─── DATASET CONTENT ───

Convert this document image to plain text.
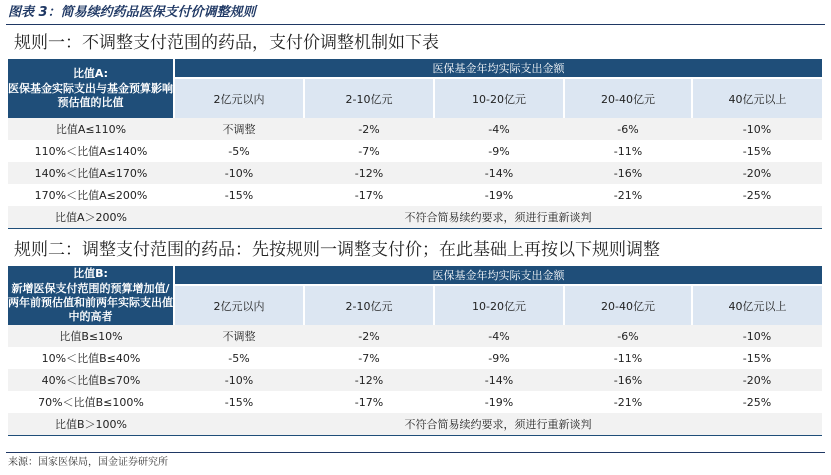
图表 3：简易续约药品医保支付价调整规则
规则一：不调整支付范围的药品，支付价调整机制如下表
比值A:
医保基金实际支出与基金预算影响预估值的比值	医保基金年均实际支出金额				
	2亿元以内	2-10亿元	10-20亿元	20-40亿元	40亿元以上
比值A≤110%	不调整	-2%	-4%	-6%	-10%
110%＜比值A≤140%	-5%	-7%	-9%	-11%	-15%
140%＜比值A≤170%	-10%	-12%	-14%	-16%	-20%
170%＜比值A≤200%	-15%	-17%	-19%	-21%	-25%
比值A＞200%	不符合简易续约要求，须进行重新谈判				
规则二：调整支付范围的药品：先按规则一调整支付价；在此基础上再按以下规则调整
比值B:
新增医保支付范围的预算增加值/两年前预估值和前两年实际支出值中的高者	医保基金年均实际支出金额				
	2亿元以内	2-10亿元	10-20亿元	20-40亿元	40亿元以上
比值B≤10%	不调整	-2%	-4%	-6%	-10%
10%＜比值B≤40%	-5%	-7%	-9%	-11%	-15%
40%＜比值B≤70%	-10%	-12%	-14%	-16%	-20%
70%＜比值B≤100%	-15%	-17%	-19%	-21%	-25%
比值B＞100%	不符合简易续约要求，须进行重新谈判				
来源：国家医保局，国金证券研究所
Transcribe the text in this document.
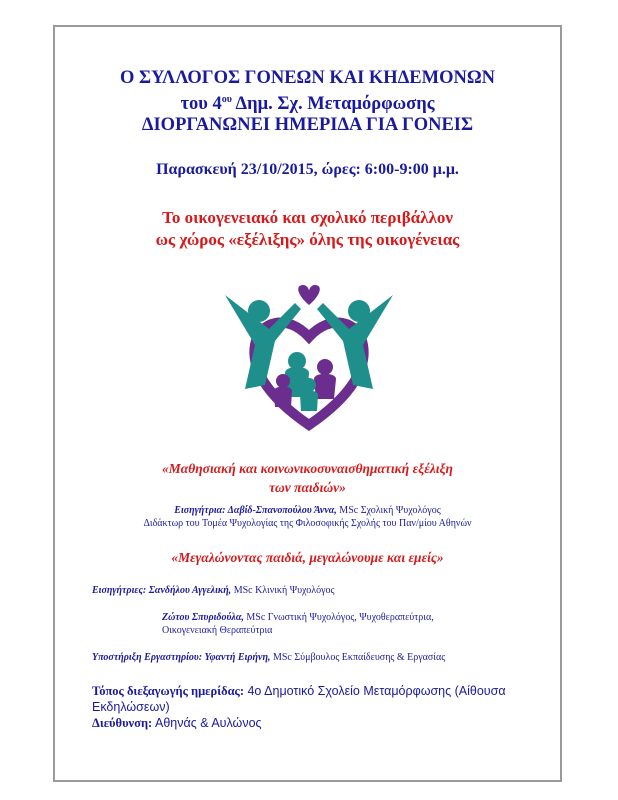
Ο ΣΥΛΛΟΓΟΣ ΓΟΝΕΩΝ ΚΑΙ ΚΗΔΕΜΟΝΩΝ
του $4^{o\upsilon}$ Δημ. Σχ. Μεταμόρφωσης
ΔΙΟΡΓΑΝΩΝΕΙ ΗΜΕΡΙΔΑ ΓΙΑ ΓΟΝΕΙΣ
Παρασκευή 23/10/2015, ώρες: 6:00-9:00 μ.μ.
Το οικογενειακό και σχολικό περιβάλλον
ως χώρος «εξέλιξης» όλης της οικογένειας
«Μαθησιακή και κοινωνικοσυναισθηματική εξέλιξη
των παιδιών»
Εισηγήτρια: Δαβίδ-Σπανοπούλου Άννα, MSc Σχολική Ψυχολόγος
Διδάκτωρ του Τομέα Ψυχολογίας της Φιλοσοφικής Σχολής του Παν/μίου Αθηνών
«Μεγαλώνοντας παιδιά, μεγαλώνουμε και εμείς»
Εισηγήτριες: Σανδήλου Αγγελική, MSc Κλινική Ψυχολόγος
Ζώτου Σπυριδούλα, MSc Γνωστική Ψυχολόγος, Ψυχοθεραπεύτρια,
Οικογενειακή Θεραπεύτρια
Υποστήριξη Εργαστηρίου: Υφαντή Ειρήνη, MSc Σύμβουλος Εκπαίδευσης & Εργασίας
Τόπος διεξαγωγής ημερίδας: 4ο Δημοτικό Σχολείο Μεταμόρφωσης (Αίθουσα
Εκδηλώσεων)
Διεύθυνση: Αθηνάς & Αυλώνος
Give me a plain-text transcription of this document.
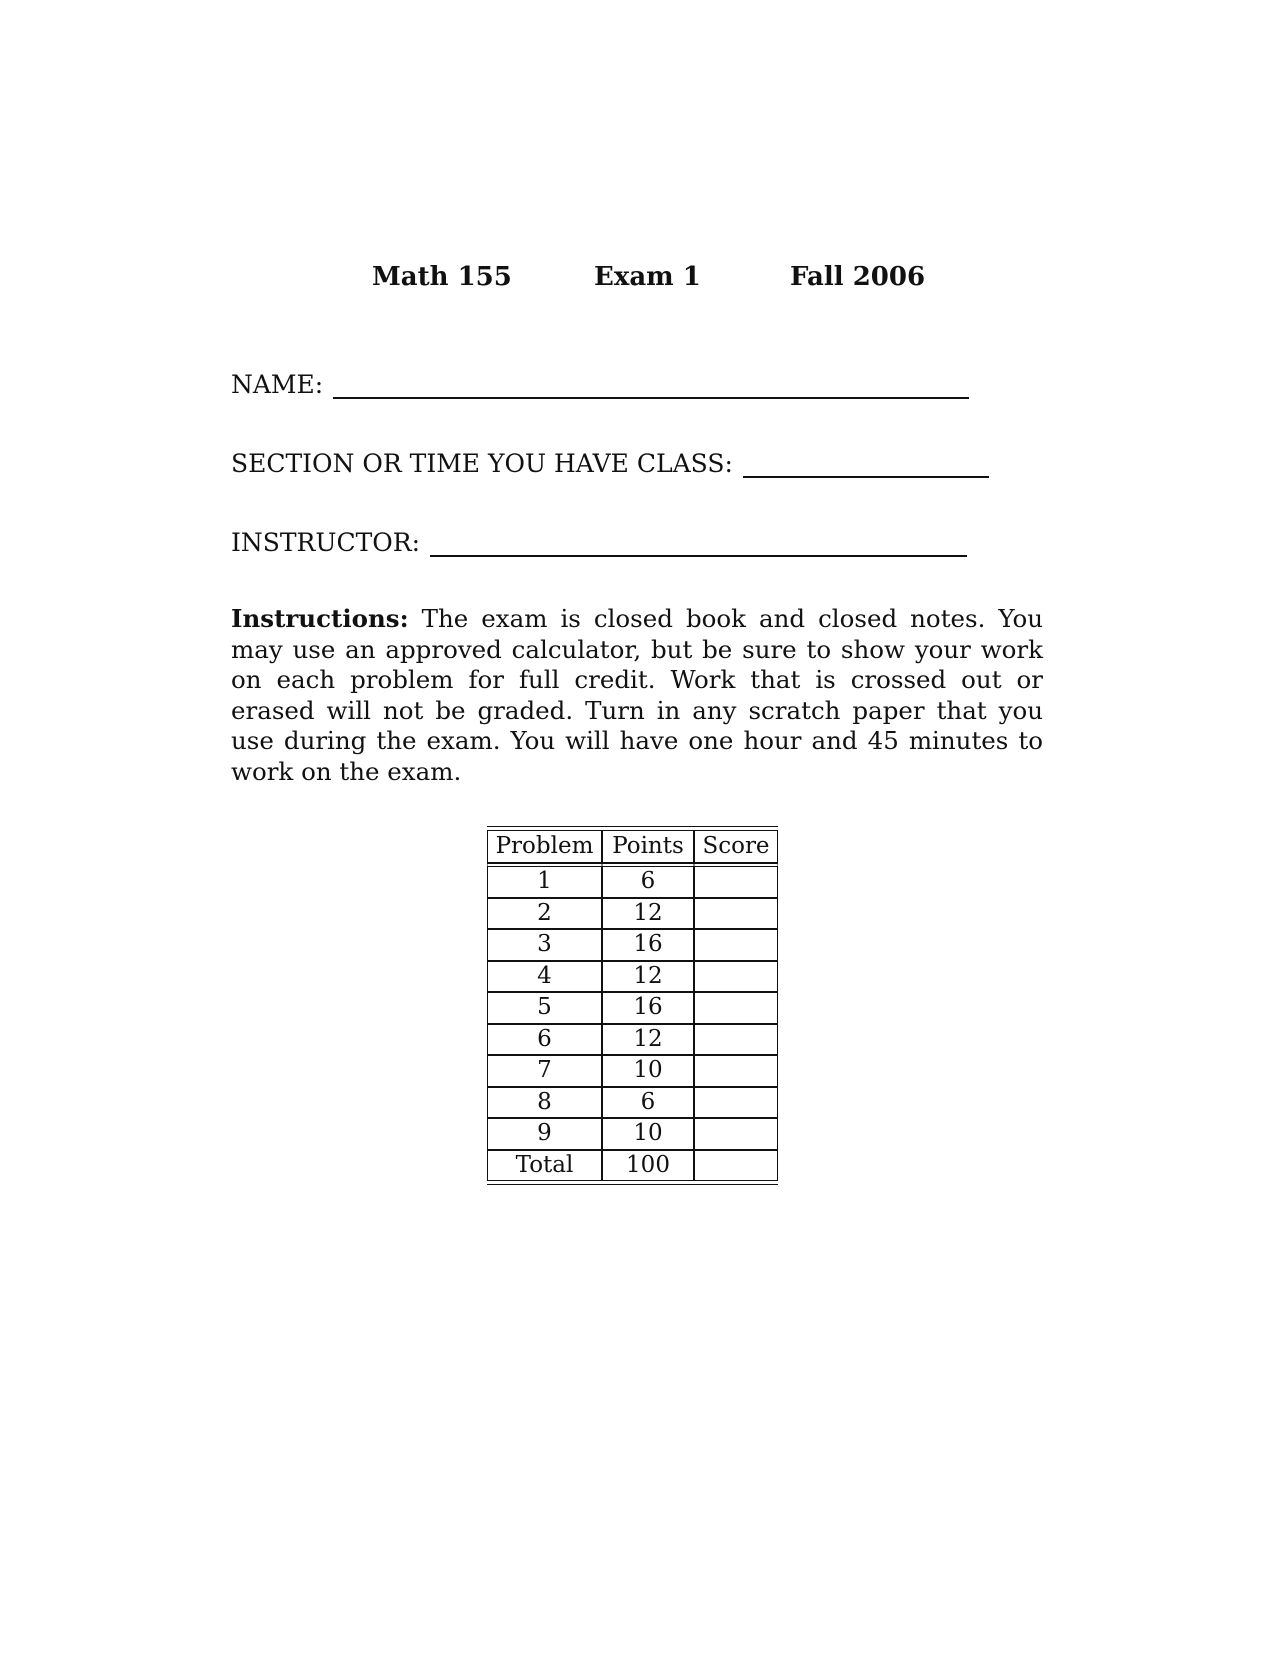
Math 155	Exam 1	Fall 2006
NAME:
SECTION OR TIME YOU HAVE CLASS:
INSTRUCTOR:
Instructions: The exam is closed book and closed notes. You may use an approved calculator, but be sure to show your work on each problem for full credit. Work that is crossed out or erased will not be graded. Turn in any scratch paper that you use during the exam. You will have one hour and 45 minutes to work on the exam.
Problem	Points	Score
1	6	
2	12	
3	16	
4	12	
5	16	
6	12	
7	10	
8	6	
9	10	
Total	100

───

§ GOAL
Scan the data above; copy every line where "不符合简易续约要求" appears.

§ SOLUTION
比值A＞200%	不符合简易续约要求，须进行重新谈判				
比值B＞100%	不符合简易续约要求，须进行重新谈判				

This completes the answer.